Excerpts from a figure dataset:
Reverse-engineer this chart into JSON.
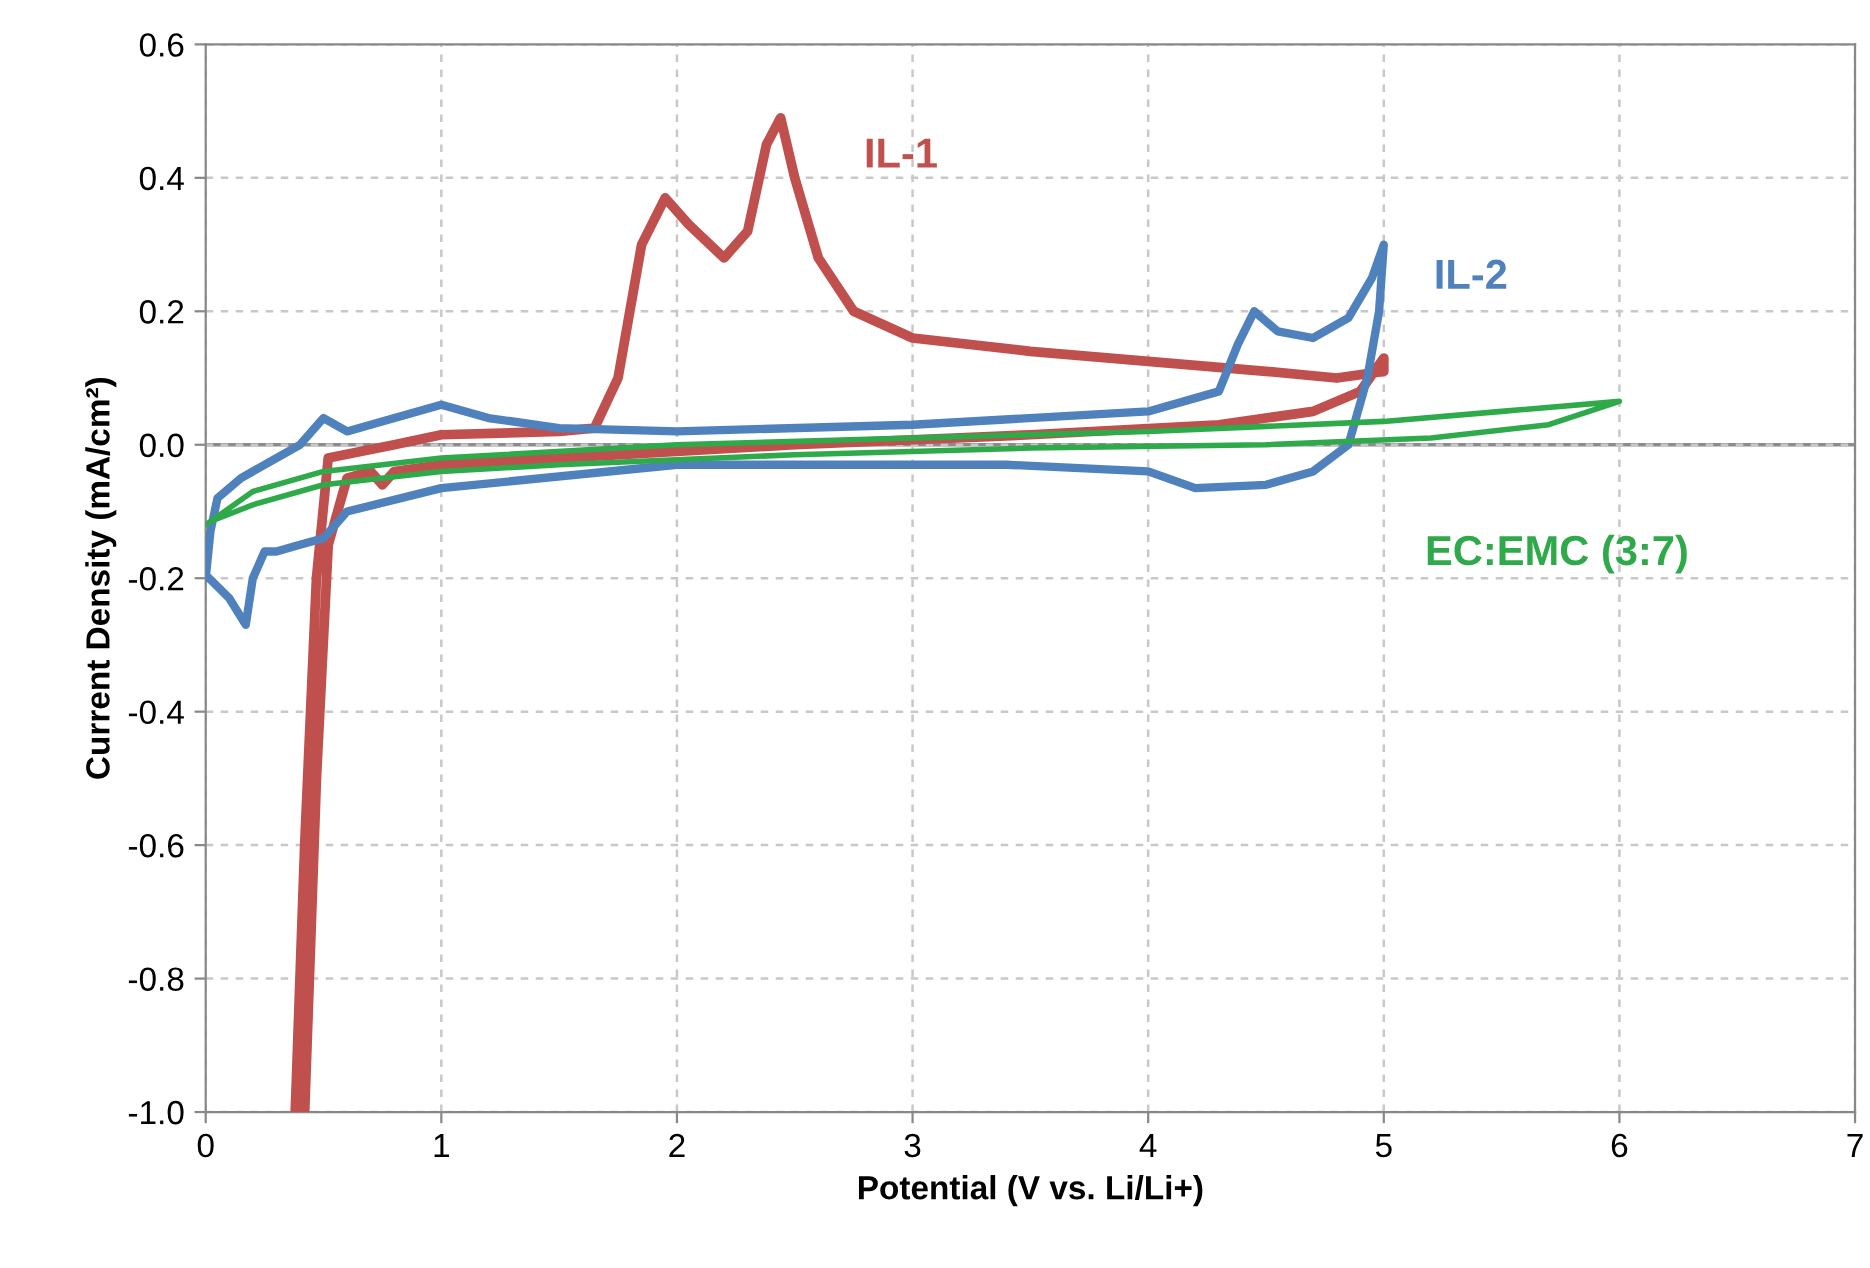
{
  "chart_data": {
    "type": "line",
    "xlabel": "Potential (V vs. Li/Li+)",
    "ylabel": "Current Density (mA/cm²)",
    "xlim": [
      0,
      7
    ],
    "xticks": [
      0,
      1,
      2,
      3,
      4,
      5,
      6,
      7
    ],
    "ylim": [
      -1.0,
      0.6
    ],
    "yticks": [
      {
        "value": -1.0,
        "label": "-1.0"
      },
      {
        "value": -0.8,
        "label": "-0.8"
      },
      {
        "value": -0.6,
        "label": "-0.6"
      },
      {
        "value": -0.4,
        "label": "-0.4"
      },
      {
        "value": -0.2,
        "label": "-0.2"
      },
      {
        "value": 0.0,
        "label": "0.0"
      },
      0.2,
      0.4,
      0.6
    ],
    "grid": true,
    "line_style": "solid",
    "marker": "none",
    "legend": false,
    "ref_lines": [
      {
        "axis": "y",
        "value": 0,
        "color": "#8c8c8c",
        "line_style": "solid"
      }
    ],
    "series": [
      {
        "name": "IL-1",
        "color": "#c0504d",
        "x": [
          0.38,
          0.42,
          0.47,
          0.52,
          0.8,
          1.0,
          1.5,
          1.65,
          1.75,
          1.85,
          1.95,
          2.05,
          2.2,
          2.3,
          2.38,
          2.44,
          2.5,
          2.6,
          2.75,
          3.0,
          3.5,
          4.0,
          4.5,
          4.8,
          5.0,
          5.0,
          4.9,
          4.7,
          4.3,
          3.5,
          2.5,
          1.5,
          1.0,
          0.8,
          0.75,
          0.7,
          0.6,
          0.52,
          0.47,
          0.42
        ],
        "values": [
          -1.0,
          -0.6,
          -0.2,
          -0.02,
          0.0,
          0.015,
          0.02,
          0.025,
          0.1,
          0.3,
          0.37,
          0.33,
          0.28,
          0.32,
          0.45,
          0.49,
          0.4,
          0.28,
          0.2,
          0.16,
          0.14,
          0.125,
          0.11,
          0.1,
          0.11,
          0.13,
          0.08,
          0.05,
          0.03,
          0.015,
          0.0,
          -0.02,
          -0.03,
          -0.04,
          -0.06,
          -0.04,
          -0.05,
          -0.15,
          -0.5,
          -1.0
        ]
      },
      {
        "name": "IL-2",
        "color": "#4f81bd",
        "x": [
          0.0,
          0.02,
          0.05,
          0.15,
          0.3,
          0.4,
          0.5,
          0.6,
          0.7,
          0.85,
          1.0,
          1.2,
          1.5,
          2.0,
          3.0,
          4.0,
          4.3,
          4.38,
          4.45,
          4.55,
          4.7,
          4.85,
          4.95,
          5.0,
          4.98,
          4.93,
          4.85,
          4.7,
          4.5,
          4.2,
          4.0,
          3.4,
          2.0,
          1.0,
          0.6,
          0.5,
          0.4,
          0.3,
          0.25,
          0.2,
          0.17,
          0.1,
          0.0
        ],
        "values": [
          -0.2,
          -0.13,
          -0.08,
          -0.05,
          -0.02,
          0.0,
          0.04,
          0.02,
          0.03,
          0.045,
          0.06,
          0.04,
          0.025,
          0.02,
          0.03,
          0.05,
          0.08,
          0.15,
          0.2,
          0.17,
          0.16,
          0.19,
          0.25,
          0.3,
          0.2,
          0.1,
          0.0,
          -0.04,
          -0.06,
          -0.065,
          -0.04,
          -0.03,
          -0.03,
          -0.065,
          -0.1,
          -0.14,
          -0.15,
          -0.16,
          -0.16,
          -0.2,
          -0.27,
          -0.23,
          -0.195
        ]
      },
      {
        "name": "EC:EMC (3:7)",
        "color": "#2eaa4a",
        "x": [
          0.0,
          0.2,
          0.5,
          1.0,
          2.0,
          3.0,
          4.0,
          5.0,
          5.5,
          6.0,
          5.7,
          5.2,
          4.5,
          3.5,
          2.5,
          1.5,
          1.0,
          0.5,
          0.2,
          0.02
        ],
        "values": [
          -0.12,
          -0.07,
          -0.04,
          -0.02,
          0.0,
          0.01,
          0.02,
          0.035,
          0.05,
          0.065,
          0.03,
          0.01,
          0.0,
          -0.005,
          -0.015,
          -0.03,
          -0.04,
          -0.06,
          -0.09,
          -0.115
        ]
      }
    ]
  }
}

WORK REQUIRED
Determine the number of lines where the string "color" occurs, and give that number only.

ANSWER TO THE PROBLEM
4